Stored items from a collection:
**********

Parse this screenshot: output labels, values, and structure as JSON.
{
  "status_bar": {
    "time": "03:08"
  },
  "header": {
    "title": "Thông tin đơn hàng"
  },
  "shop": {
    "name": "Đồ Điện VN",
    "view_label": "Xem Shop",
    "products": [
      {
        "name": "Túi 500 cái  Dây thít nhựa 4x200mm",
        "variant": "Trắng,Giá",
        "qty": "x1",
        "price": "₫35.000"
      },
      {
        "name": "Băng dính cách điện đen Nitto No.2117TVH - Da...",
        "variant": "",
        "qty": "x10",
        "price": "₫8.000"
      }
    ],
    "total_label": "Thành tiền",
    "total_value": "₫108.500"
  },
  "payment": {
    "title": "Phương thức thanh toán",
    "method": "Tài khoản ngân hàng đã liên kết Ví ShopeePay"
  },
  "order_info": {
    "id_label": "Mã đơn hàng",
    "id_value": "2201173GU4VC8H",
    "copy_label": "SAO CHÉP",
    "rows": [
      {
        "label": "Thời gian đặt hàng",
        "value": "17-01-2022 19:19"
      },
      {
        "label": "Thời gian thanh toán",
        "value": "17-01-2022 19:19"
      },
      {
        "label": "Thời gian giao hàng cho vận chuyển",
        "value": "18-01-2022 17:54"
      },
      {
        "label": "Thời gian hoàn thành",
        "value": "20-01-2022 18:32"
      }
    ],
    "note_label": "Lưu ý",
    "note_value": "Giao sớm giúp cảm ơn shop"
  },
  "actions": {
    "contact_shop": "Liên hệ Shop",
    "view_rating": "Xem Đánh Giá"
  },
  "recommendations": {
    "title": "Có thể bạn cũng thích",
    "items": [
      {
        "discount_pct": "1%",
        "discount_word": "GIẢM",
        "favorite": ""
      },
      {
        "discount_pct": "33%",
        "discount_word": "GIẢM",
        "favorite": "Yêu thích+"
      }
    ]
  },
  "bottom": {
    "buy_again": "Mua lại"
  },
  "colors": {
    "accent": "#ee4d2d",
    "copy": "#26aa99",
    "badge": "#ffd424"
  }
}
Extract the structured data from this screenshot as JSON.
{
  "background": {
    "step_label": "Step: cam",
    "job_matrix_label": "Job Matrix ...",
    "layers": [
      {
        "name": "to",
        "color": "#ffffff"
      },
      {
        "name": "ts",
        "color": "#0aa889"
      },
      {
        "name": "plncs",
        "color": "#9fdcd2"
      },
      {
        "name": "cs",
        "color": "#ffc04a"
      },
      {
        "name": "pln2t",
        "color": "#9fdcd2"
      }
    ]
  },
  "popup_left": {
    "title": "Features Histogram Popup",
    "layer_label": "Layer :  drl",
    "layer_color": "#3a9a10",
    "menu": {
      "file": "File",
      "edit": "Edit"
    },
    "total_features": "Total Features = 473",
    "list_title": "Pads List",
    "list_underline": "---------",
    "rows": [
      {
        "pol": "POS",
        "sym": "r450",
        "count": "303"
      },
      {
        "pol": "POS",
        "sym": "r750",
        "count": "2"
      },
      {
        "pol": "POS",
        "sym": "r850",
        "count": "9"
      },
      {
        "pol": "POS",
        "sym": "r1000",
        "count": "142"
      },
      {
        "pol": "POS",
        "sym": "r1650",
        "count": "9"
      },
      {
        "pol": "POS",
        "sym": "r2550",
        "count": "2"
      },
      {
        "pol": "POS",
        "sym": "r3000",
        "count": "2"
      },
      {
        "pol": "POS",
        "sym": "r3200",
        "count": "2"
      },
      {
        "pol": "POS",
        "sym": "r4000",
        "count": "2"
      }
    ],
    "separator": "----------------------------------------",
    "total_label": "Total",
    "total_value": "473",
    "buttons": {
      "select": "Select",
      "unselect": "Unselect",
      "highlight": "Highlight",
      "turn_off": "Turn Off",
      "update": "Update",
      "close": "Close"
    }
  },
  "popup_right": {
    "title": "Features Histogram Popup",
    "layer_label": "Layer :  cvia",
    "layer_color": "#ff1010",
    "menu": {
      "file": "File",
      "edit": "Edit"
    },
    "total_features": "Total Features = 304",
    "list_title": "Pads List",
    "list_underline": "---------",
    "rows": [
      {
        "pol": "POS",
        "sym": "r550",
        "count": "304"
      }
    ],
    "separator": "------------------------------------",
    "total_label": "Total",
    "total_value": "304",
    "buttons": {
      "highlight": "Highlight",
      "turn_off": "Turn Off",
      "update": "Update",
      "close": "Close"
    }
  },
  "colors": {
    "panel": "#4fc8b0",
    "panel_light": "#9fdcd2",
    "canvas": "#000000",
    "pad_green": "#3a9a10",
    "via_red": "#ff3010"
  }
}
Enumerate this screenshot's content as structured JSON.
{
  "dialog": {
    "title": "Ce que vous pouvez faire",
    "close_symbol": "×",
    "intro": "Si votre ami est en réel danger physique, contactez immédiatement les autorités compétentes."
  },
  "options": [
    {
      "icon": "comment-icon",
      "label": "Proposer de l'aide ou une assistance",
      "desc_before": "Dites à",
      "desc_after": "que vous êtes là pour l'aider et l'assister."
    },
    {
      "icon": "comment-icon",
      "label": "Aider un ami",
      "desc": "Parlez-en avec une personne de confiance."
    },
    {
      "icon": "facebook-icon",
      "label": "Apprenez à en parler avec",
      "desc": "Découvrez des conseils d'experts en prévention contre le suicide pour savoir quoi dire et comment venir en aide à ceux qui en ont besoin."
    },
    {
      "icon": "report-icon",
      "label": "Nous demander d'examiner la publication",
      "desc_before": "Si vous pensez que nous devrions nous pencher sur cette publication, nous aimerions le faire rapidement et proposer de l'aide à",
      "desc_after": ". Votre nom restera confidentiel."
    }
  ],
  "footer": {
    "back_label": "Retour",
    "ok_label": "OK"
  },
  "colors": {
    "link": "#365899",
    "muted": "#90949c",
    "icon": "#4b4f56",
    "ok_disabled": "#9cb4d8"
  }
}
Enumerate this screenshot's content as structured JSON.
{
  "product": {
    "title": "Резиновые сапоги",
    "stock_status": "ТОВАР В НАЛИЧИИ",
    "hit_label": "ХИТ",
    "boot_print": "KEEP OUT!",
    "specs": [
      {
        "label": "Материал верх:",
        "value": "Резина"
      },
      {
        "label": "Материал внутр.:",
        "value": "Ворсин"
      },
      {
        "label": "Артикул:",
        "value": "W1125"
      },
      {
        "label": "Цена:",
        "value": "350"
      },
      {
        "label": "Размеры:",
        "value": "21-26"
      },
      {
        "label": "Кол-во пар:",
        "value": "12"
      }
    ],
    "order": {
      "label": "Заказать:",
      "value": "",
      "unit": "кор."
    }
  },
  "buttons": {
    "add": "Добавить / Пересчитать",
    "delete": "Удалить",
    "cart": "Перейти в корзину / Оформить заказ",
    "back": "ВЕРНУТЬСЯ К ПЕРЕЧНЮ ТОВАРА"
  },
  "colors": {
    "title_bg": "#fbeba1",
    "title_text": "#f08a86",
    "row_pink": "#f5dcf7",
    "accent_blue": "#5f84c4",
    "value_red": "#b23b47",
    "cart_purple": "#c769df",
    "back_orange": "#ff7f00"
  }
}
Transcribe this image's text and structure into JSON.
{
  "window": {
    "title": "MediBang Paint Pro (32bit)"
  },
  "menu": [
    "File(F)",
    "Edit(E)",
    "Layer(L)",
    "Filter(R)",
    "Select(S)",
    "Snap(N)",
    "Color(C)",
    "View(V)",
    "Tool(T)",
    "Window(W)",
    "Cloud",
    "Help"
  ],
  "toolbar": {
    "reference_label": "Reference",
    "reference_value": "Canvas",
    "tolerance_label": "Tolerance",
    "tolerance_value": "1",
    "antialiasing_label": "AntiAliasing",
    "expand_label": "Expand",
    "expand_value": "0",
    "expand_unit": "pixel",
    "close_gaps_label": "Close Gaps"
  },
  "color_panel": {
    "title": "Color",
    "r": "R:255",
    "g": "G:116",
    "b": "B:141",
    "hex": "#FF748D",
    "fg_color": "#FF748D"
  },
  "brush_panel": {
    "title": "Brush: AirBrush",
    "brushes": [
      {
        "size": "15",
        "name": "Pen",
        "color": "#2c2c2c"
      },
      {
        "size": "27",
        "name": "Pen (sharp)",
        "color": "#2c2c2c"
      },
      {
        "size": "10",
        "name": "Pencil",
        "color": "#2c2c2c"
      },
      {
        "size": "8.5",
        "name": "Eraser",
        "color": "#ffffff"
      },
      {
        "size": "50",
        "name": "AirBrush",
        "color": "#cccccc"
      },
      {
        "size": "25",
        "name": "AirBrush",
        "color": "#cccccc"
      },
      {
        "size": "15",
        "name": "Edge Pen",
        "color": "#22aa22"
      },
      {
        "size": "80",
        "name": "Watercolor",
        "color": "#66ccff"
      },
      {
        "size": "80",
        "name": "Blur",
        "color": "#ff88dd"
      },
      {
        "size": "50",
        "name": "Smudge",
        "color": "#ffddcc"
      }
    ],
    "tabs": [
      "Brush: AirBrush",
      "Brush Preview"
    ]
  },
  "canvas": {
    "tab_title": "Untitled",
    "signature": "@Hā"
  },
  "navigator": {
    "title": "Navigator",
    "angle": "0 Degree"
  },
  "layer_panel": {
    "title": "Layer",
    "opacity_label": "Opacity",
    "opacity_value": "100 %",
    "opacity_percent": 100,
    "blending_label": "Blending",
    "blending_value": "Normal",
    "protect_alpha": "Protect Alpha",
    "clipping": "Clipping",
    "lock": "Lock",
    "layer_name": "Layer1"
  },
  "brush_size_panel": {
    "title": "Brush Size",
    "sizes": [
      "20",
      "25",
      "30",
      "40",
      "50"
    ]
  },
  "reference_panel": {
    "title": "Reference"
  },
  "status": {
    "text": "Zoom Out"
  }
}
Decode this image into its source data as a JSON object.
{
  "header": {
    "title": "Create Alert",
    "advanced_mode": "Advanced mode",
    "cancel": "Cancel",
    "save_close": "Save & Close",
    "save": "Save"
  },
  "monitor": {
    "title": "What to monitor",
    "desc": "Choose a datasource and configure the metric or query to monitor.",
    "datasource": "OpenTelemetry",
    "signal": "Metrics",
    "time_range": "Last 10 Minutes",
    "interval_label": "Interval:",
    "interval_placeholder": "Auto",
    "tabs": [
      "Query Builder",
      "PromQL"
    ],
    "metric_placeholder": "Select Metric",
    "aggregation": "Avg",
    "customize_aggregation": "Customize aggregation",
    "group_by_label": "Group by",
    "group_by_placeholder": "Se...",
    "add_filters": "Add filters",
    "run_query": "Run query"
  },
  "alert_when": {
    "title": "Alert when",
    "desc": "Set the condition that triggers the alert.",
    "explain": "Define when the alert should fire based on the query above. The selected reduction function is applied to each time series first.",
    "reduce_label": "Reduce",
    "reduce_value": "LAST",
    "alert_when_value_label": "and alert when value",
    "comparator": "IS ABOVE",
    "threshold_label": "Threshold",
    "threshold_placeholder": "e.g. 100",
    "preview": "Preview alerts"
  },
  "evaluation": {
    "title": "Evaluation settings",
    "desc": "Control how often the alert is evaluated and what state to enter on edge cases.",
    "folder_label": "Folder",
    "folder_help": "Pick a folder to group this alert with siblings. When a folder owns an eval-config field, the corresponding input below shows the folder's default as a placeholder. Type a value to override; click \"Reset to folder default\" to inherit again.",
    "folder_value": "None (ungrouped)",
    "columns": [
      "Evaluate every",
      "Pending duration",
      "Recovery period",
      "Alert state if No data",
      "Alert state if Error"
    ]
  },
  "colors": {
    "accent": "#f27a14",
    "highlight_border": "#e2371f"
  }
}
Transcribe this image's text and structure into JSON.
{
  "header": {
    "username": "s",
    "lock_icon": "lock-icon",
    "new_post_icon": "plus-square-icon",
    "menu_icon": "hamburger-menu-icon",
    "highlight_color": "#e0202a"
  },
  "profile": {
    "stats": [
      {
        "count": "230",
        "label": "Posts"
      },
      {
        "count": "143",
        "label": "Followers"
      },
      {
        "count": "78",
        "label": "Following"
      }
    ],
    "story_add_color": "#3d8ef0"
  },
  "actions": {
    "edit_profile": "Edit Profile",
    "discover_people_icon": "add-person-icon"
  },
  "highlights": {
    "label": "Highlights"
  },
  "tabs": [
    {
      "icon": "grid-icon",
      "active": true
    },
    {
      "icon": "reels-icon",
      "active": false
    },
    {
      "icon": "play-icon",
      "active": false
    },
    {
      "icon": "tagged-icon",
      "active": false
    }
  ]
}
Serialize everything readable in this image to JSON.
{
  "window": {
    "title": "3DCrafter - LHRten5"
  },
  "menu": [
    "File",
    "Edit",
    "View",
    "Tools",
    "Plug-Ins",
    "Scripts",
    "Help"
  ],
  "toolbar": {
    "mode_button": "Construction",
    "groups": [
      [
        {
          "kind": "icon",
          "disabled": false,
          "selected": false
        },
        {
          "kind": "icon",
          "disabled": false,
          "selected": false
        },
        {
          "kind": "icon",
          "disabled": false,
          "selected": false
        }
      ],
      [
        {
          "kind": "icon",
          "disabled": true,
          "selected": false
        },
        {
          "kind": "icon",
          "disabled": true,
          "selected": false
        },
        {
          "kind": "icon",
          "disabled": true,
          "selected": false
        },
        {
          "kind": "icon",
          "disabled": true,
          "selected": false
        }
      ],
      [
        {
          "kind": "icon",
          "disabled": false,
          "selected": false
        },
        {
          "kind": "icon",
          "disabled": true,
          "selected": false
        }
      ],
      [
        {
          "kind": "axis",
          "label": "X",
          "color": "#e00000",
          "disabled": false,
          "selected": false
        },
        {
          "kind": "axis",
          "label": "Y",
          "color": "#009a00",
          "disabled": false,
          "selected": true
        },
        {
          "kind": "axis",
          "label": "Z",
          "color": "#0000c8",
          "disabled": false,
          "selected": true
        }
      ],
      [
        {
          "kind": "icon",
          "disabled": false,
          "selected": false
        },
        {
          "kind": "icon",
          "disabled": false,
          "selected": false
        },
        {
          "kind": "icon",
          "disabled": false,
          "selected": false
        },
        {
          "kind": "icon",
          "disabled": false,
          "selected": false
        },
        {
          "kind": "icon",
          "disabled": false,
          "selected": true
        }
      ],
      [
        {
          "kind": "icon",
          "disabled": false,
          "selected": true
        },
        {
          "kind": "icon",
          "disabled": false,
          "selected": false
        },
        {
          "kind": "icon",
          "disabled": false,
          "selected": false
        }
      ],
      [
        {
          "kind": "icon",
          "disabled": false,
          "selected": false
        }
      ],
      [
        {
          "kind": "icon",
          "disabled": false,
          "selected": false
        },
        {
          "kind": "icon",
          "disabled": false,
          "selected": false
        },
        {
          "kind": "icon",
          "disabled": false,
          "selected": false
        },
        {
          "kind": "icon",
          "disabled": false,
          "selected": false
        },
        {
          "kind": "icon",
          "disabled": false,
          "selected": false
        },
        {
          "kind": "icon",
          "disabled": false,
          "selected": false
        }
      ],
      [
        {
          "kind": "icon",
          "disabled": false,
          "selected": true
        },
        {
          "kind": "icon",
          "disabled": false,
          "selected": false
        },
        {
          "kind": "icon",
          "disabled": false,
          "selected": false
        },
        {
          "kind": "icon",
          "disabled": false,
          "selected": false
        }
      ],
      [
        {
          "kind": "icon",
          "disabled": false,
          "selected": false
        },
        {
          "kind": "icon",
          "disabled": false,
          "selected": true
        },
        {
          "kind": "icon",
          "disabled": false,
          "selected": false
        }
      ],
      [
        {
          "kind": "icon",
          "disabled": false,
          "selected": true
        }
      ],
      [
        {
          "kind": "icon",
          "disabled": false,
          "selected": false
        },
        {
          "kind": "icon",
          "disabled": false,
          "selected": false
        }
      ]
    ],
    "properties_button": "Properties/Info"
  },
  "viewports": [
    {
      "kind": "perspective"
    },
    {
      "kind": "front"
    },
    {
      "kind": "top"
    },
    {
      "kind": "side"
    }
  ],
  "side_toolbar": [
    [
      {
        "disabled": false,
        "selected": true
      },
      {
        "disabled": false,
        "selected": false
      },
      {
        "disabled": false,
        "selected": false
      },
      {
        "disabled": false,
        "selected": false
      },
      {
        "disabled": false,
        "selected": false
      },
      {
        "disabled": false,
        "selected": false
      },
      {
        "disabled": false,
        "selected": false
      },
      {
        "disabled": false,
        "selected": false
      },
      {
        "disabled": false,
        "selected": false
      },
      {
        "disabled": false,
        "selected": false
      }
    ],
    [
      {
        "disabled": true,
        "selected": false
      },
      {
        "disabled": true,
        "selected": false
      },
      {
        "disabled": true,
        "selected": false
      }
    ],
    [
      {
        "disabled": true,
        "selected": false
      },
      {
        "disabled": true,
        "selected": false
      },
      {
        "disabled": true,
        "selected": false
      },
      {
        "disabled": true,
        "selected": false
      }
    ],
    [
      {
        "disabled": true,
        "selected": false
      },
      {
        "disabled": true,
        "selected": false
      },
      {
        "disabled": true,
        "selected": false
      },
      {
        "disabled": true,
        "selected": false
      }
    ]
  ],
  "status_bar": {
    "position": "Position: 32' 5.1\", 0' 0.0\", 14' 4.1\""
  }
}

**********

→ **OBJECTIVE**:
Search the entries for the word "toán", then gather every line that has it.

→ **EXERCISE ANSWER**:
    "title": "Phương thức thanh toán",
        "label": "Thời gian thanh toán",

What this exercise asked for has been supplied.